Exercise set —
(1) Which substrate products does the shrimp substrate thread name? List each one once.
(2) Copy out the records word for word, from the line containing "Patent image size: (893, 491)." down through the line containing "The blower 12 is at (806, 360).", including both of those lines.

### Passage shown ###

I don't think AS is overrated. You make it out as ADA AS is the new kid on the block of buffering substrate. It's been around for years before all the more recent brands. It's a nutrient rich substrate made for growing plants and adapted for raising and breeding shrimps. It may not be designed for shrimp keeping but it's worked pretty damn well before all the newer stuff. So I don't think it's really "overrated". 

Also, Shrimp keeping isn't about maximizing substrate life and utility. Shrimp keeping is about minimizing loss and maximizing breeding. Being able to add shrimps to a brand new tank without first establishing a healthy cycle isn't always a primary goal. 
Plus, my ada as usually last 2+years so what's a few months of cycling. 

I still haven't tried ControSoil but I'm excited to try it but not because it doesn't require months of cycling.


----------



## AquaDean (Nov 20, 2009)

greenteam said:


> Why do you do such a large weekly WC on a shrimp tank?



Been doing it that way for years in all my shrimp tanks. Most shrimp live in small creeks where their water is constantly changing. The critical element is to have the water parameters including temperature very close to the same. I do this using RO/DI water, re-mineralization, and a storage tank. One thing I've learned in the hobby is there is never only one way to get results. What might work great for one person, may not work for everyone. This works for me with really good success so I've been sticking with it.


----------



## AquaDean (Nov 20, 2009)

Julianzh said:


> i think AS is overrated right now. not only you waste couple months of leeching ammonia and expensive. controsoil and brightwell FlorinVolcanit are much better in value and time saving. my plants, tb, and mischling are doing fine in brightwell substrate so far. the best thing was, it doesnt leech ammonia and cleared within a day or two.



+1 on this somewhat. . .
I don't think ADA soils are bad, they do work great. But they are not easy to get going and do take a couple months to cycle properly. They are primarily used for planted tanks which can use all the leeching ammonia. For me the controsoil just made getting a shrimp tank setup easier. I've also used the UP Aqua Shrimp Sand (soil) with great success and no ammonia leaching. Price is not really an issue, for a 20 gallon tank or smaller all of the soils are basically the same price give or take a few dollars (if you have them shipped they can get expensive). I should note that my tanks are not planted tanks they are shrimp tanks first and most just have moss in them or maybe a potted plant of some sort. If the goal is a planted shrimp tank you need to start with the planted part first and once that is done add in the shrimp.


----------



## mfnatik (Aug 22, 2014)

AquaDean said:


> +1 on this somewhat. . .

### Dataset entries ###

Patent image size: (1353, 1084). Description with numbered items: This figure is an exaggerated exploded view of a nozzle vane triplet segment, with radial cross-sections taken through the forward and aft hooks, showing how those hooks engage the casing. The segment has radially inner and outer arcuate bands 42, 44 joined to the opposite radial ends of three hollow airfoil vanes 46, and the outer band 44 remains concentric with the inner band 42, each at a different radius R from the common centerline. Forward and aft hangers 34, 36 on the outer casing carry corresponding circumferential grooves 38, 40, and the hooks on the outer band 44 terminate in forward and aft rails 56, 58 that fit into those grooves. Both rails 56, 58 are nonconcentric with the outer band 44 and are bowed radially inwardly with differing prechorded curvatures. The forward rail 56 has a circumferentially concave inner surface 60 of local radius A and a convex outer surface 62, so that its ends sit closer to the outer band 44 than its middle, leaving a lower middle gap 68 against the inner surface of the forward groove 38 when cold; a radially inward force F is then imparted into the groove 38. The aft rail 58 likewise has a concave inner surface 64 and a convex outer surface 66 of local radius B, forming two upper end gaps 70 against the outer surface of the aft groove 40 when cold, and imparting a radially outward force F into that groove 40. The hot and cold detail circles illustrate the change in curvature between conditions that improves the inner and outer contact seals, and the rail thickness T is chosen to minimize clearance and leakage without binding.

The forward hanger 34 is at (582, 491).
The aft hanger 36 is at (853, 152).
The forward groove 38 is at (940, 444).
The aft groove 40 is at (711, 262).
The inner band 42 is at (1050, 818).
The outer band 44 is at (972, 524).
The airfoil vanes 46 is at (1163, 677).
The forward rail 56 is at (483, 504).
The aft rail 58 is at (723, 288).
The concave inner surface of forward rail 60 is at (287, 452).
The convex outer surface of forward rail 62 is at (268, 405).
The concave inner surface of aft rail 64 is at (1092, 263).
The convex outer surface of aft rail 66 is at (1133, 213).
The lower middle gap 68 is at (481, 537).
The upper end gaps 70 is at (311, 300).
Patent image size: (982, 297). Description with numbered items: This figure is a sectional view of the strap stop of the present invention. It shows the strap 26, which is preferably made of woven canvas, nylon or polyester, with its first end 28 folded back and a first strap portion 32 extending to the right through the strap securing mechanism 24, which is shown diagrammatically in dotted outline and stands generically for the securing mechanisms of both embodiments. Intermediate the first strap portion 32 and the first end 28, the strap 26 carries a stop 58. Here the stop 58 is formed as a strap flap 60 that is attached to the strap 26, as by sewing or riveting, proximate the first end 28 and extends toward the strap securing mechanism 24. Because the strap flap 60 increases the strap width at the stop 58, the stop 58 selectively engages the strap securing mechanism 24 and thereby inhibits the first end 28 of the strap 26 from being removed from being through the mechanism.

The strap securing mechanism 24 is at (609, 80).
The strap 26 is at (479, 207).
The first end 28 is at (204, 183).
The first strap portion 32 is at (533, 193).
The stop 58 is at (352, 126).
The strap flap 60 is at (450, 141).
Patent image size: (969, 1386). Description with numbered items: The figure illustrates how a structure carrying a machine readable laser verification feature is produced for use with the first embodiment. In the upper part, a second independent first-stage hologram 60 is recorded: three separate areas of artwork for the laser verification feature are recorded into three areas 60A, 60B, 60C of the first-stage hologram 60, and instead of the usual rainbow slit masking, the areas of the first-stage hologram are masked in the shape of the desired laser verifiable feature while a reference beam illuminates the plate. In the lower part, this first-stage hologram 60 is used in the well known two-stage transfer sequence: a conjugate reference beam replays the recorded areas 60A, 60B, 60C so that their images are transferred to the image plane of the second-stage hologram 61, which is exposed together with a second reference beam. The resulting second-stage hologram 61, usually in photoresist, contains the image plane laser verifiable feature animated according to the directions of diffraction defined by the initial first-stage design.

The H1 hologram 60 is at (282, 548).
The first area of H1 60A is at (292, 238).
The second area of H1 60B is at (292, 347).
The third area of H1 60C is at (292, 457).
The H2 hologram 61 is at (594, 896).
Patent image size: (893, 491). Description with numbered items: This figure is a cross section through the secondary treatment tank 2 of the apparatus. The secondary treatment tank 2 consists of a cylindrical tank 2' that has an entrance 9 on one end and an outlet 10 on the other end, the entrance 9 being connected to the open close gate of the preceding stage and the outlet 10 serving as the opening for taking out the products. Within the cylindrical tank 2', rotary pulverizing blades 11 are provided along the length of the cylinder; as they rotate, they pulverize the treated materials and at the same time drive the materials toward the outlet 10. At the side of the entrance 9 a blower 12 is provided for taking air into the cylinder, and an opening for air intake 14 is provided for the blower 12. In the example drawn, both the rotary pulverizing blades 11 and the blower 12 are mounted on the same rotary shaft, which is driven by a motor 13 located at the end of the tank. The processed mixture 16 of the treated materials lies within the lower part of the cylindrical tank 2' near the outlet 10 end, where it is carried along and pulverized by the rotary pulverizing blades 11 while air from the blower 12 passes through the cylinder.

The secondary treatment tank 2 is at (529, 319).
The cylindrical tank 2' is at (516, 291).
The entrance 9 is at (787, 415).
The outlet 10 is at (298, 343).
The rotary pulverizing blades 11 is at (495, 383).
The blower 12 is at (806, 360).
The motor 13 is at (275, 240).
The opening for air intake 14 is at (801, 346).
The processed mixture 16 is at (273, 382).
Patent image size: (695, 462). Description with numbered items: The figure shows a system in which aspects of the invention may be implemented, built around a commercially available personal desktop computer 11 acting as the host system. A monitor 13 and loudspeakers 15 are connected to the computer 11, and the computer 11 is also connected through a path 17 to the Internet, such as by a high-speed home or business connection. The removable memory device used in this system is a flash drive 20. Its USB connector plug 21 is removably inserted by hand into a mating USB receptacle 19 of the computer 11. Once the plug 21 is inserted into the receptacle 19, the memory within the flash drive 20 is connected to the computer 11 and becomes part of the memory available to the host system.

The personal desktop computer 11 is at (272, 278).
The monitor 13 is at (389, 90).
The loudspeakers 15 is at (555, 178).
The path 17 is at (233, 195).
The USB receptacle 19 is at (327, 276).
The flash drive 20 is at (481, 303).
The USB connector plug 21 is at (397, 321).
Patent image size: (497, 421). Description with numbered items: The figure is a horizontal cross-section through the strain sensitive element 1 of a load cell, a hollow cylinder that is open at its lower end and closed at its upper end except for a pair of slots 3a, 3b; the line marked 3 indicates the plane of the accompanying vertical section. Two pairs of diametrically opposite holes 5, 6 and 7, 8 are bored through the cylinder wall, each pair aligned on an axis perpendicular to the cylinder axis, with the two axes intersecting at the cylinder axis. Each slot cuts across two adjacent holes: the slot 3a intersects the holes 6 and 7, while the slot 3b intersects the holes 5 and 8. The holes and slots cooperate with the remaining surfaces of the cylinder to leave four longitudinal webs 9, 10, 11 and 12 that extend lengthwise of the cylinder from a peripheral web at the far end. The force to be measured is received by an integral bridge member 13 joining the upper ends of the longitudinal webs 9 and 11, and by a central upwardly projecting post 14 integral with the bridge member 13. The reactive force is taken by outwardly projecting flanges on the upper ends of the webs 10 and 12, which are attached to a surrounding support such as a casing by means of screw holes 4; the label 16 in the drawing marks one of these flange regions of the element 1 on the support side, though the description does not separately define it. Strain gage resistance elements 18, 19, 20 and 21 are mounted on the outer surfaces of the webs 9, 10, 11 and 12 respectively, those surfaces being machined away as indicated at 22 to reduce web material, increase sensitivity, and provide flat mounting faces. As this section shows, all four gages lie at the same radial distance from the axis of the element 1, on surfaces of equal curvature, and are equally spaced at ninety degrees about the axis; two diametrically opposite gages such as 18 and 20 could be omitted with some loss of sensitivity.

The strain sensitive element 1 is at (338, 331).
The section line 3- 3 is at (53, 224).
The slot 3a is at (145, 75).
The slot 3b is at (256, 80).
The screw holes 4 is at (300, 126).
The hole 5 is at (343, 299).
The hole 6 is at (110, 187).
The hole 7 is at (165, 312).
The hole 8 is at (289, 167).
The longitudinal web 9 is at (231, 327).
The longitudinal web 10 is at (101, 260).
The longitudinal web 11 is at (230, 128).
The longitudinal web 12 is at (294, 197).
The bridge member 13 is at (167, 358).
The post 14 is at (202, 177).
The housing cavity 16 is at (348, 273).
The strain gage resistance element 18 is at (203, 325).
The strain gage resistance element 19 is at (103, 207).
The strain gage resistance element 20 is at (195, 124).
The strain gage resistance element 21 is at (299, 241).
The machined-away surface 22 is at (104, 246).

###

Solutions below —
(1)
- ADA AS
- ControSoil
- Brightwell FlorinVolcanit
- UP Aqua Shrimp Sand

(2)
Patent image size: (893, 491). Description with numbered items: This figure is a cross section through the secondary treatment tank 2 of the apparatus. The secondary treatment tank 2 consists of a cylindrical tank 2' that has an entrance 9 on one end and an outlet 10 on the other end, the entrance 9 being connected to the open close gate of the preceding stage and the outlet 10 serving as the opening for taking out the products. Within the cylindrical tank 2', rotary pulverizing blades 11 are provided along the length of the cylinder; as they rotate, they pulverize the treated materials and at the same time drive the materials toward the outlet 10. At the side of the entrance 9 a blower 12 is provided for taking air into the cylinder, and an opening for air intake 14 is provided for the blower 12. In the example drawn, both the rotary pulverizing blades 11 and the blower 12 are mounted on the same rotary shaft, which is driven by a motor 13 located at the end of the tank. The processed mixture 16 of the treated materials lies within the lower part of the cylindrical tank 2' near the outlet 10 end, where it is carried along and pulverized by the rotary pulverizing blades 11 while air from the blower 12 passes through the cylinder.

The secondary treatment tank 2 is at (529, 319).
The cylindrical tank 2' is at (516, 291).
The entrance 9 is at (787, 415).
The outlet 10 is at (298, 343).
The rotary pulverizing blades 11 is at (495, 383).
The blower 12 is at (806, 360).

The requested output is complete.